**Instructions for the task:** Present the following entries again, word for word and in full.

** start Records supplied **

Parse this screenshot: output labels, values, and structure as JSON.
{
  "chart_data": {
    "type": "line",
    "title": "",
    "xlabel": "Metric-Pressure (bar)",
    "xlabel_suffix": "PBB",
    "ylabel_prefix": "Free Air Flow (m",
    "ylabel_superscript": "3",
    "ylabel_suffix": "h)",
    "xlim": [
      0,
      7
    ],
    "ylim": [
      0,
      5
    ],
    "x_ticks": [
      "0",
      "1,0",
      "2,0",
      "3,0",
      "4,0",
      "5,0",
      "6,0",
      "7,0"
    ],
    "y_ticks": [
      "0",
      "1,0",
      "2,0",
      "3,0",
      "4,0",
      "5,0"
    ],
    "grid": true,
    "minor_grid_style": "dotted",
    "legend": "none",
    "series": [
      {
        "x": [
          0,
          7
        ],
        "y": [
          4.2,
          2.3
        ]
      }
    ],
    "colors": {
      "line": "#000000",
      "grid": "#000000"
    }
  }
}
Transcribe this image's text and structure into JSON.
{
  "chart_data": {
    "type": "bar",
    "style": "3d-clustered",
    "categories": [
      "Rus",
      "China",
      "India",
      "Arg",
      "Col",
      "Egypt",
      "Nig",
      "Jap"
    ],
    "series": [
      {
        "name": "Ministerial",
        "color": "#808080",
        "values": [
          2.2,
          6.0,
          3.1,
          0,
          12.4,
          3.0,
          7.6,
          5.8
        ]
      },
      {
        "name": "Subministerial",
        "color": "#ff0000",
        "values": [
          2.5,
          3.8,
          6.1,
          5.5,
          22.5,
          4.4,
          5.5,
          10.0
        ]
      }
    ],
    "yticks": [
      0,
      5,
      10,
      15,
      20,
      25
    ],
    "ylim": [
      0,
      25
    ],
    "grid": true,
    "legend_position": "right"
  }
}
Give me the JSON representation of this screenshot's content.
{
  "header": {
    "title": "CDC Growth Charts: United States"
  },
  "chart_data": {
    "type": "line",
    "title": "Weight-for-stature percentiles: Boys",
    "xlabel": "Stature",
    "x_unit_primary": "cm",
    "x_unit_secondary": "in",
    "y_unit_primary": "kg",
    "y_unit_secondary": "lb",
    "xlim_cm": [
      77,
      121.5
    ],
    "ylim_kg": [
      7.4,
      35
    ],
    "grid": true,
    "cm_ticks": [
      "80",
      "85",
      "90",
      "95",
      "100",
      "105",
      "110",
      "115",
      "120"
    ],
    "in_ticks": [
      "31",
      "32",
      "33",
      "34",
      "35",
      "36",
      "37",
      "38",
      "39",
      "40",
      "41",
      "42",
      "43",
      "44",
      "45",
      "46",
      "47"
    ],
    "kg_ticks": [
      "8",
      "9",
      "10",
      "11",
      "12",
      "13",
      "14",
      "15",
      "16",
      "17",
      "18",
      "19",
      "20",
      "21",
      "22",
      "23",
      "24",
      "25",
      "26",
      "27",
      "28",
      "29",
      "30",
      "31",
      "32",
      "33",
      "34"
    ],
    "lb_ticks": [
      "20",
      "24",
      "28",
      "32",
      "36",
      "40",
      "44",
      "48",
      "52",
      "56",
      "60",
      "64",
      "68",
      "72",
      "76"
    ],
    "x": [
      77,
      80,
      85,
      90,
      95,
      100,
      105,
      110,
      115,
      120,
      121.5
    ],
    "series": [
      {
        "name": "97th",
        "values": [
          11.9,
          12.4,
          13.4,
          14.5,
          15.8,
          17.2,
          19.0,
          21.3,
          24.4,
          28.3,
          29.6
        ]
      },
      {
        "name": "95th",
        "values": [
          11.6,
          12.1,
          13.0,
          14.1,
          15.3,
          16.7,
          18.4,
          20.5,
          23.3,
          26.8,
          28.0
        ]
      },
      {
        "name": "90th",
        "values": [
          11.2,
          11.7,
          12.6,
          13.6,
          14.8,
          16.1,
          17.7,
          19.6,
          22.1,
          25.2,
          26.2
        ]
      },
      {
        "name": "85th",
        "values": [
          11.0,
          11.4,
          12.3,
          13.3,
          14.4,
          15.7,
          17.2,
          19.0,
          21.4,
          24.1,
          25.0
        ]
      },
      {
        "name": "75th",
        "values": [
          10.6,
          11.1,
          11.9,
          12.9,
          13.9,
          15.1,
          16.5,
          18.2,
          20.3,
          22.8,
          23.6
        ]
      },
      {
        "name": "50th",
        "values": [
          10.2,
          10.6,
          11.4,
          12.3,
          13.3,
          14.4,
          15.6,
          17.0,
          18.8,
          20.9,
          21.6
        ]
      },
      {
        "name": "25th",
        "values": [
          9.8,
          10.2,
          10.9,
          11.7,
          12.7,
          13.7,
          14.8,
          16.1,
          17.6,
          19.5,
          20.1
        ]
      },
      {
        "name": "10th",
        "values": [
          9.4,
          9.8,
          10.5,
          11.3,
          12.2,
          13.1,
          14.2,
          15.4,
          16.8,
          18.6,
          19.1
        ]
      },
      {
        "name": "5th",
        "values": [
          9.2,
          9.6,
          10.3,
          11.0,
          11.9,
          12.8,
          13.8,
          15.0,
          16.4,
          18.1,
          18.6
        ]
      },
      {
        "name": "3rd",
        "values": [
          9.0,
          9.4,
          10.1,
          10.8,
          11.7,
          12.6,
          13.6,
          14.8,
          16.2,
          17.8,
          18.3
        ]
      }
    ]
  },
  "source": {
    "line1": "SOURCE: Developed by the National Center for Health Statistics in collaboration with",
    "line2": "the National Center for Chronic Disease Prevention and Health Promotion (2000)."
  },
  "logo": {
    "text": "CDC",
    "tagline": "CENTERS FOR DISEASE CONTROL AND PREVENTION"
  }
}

** end Records supplied **

**Completed task:**
Parse this screenshot: output labels, values, and structure as JSON.
{
  "chart_data": {
    "type": "line",
    "title": "",
    "xlabel": "Metric-Pressure (bar)",
    "xlabel_suffix": "PBB",
    "ylabel_prefix": "Free Air Flow (m",
    "ylabel_superscript": "3",
    "ylabel_suffix": "h)",
    "xlim": [
      0,
      7
    ],
    "ylim": [
      0,
      5
    ],
    "x_ticks": [
      "0",
      "1,0",
      "2,0",
      "3,0",
      "4,0",
      "5,0",
      "6,0",
      "7,0"
    ],
    "y_ticks": [
      "0",
      "1,0",
      "2,0",
      "3,0",
      "4,0",
      "5,0"
    ],
    "grid": true,
    "minor_grid_style": "dotted",
    "legend": "none",
    "series": [
      {
        "x": [
          0,
          7
        ],
        "y": [
          4.2,
          2.3
        ]
      }
    ],
    "colors": {
      "line": "#000000",
      "grid": "#000000"
    }
  }
}
Transcribe this image's text and structure into JSON.
{
  "chart_data": {
    "type": "bar",
    "style": "3d-clustered",
    "categories": [
      "Rus",
      "China",
      "India",
      "Arg",
      "Col",
      "Egypt",
      "Nig",
      "Jap"
    ],
    "series": [
      {
        "name": "Ministerial",
        "color": "#808080",
        "values": [
          2.2,
          6.0,
          3.1,
          0,
          12.4,
          3.0,
          7.6,
          5.8
        ]
      },
      {
        "name": "Subministerial",
        "color": "#ff0000",
        "values": [
          2.5,
          3.8,
          6.1,
          5.5,
          22.5,
          4.4,
          5.5,
          10.0
        ]
      }
    ],
    "yticks": [
      0,
      5,
      10,
      15,
      20,
      25
    ],
    "ylim": [
      0,
      25
    ],
    "grid": true,
    "legend_position": "right"
  }
}
Give me the JSON representation of this screenshot's content.
{
  "header": {
    "title": "CDC Growth Charts: United States"
  },
  "chart_data": {
    "type": "line",
    "title": "Weight-for-stature percentiles: Boys",
    "xlabel": "Stature",
    "x_unit_primary": "cm",
    "x_unit_secondary": "in",
    "y_unit_primary": "kg",
    "y_unit_secondary": "lb",
    "xlim_cm": [
      77,
      121.5
    ],
    "ylim_kg": [
      7.4,
      35
    ],
    "grid": true,
    "cm_ticks": [
      "80",
      "85",
      "90",
      "95",
      "100",
      "105",
      "110",
      "115",
      "120"
    ],
    "in_ticks": [
      "31",
      "32",
      "33",
      "34",
      "35",
      "36",
      "37",
      "38",
      "39",
      "40",
      "41",
      "42",
      "43",
      "44",
      "45",
      "46",
      "47"
    ],
    "kg_ticks": [
      "8",
      "9",
      "10",
      "11",
      "12",
      "13",
      "14",
      "15",
      "16",
      "17",
      "18",
      "19",
      "20",
      "21",
      "22",
      "23",
      "24",
      "25",
      "26",
      "27",
      "28",
      "29",
      "30",
      "31",
      "32",
      "33",
      "34"
    ],
    "lb_ticks": [
      "20",
      "24",
      "28",
      "32",
      "36",
      "40",
      "44",
      "48",
      "52",
      "56",
      "60",
      "64",
      "68",
      "72",
      "76"
    ],
    "x": [
      77,
      80,
      85,
      90,
      95,
      100,
      105,
      110,
      115,
      120,
      121.5
    ],
    "series": [
      {
        "name": "97th",
        "values": [
          11.9,
          12.4,
          13.4,
          14.5,
          15.8,
          17.2,
          19.0,
          21.3,
          24.4,
          28.3,
          29.6
        ]
      },
      {
        "name": "95th",
        "values": [
          11.6,
          12.1,
          13.0,
          14.1,
          15.3,
          16.7,
          18.4,
          20.5,
          23.3,
          26.8,
          28.0
        ]
      },
      {
        "name": "90th",
        "values": [
          11.2,
          11.7,
          12.6,
          13.6,
          14.8,
          16.1,
          17.7,
          19.6,
          22.1,
          25.2,
          26.2
        ]
      },
      {
        "name": "85th",
        "values": [
          11.0,
          11.4,
          12.3,
          13.3,
          14.4,
          15.7,
          17.2,
          19.0,
          21.4,
          24.1,
          25.0
        ]
      },
      {
        "name": "75th",
        "values": [
          10.6,
          11.1,
          11.9,
          12.9,
          13.9,
          15.1,
          16.5,
          18.2,
          20.3,
          22.8,
          23.6
        ]
      },
      {
        "name": "50th",
        "values": [
          10.2,
          10.6,
          11.4,
          12.3,
          13.3,
          14.4,
          15.6,
          17.0,
          18.8,
          20.9,
          21.6
        ]
      },
      {
        "name": "25th",
        "values": [
          9.8,
          10.2,
          10.9,
          11.7,
          12.7,
          13.7,
          14.8,
          16.1,
          17.6,
          19.5,
          20.1
        ]
      },
      {
        "name": "10th",
        "values": [
          9.4,
          9.8,
          10.5,
          11.3,
          12.2,
          13.1,
          14.2,
          15.4,
          16.8,
          18.6,
          19.1
        ]
      },
      {
        "name": "5th",
        "values": [
          9.2,
          9.6,
          10.3,
          11.0,
          11.9,
          12.8,
          13.8,
          15.0,
          16.4,
          18.1,
          18.6
        ]
      },
      {
        "name": "3rd",
        "values": [
          9.0,
          9.4,
          10.1,
          10.8,
          11.7,
          12.6,
          13.6,
          14.8,
          16.2,
          17.8,
          18.3
        ]
      }
    ]
  },
  "source": {
    "line1": "SOURCE: Developed by the National Center for Health Statistics in collaboration with",
    "line2": "the National Center for Chronic Disease Prevention and Health Promotion (2000)."
  },
  "logo": {
    "text": "CDC",
    "tagline": "CENTERS FOR DISEASE CONTROL AND PREVENTION"
  }
}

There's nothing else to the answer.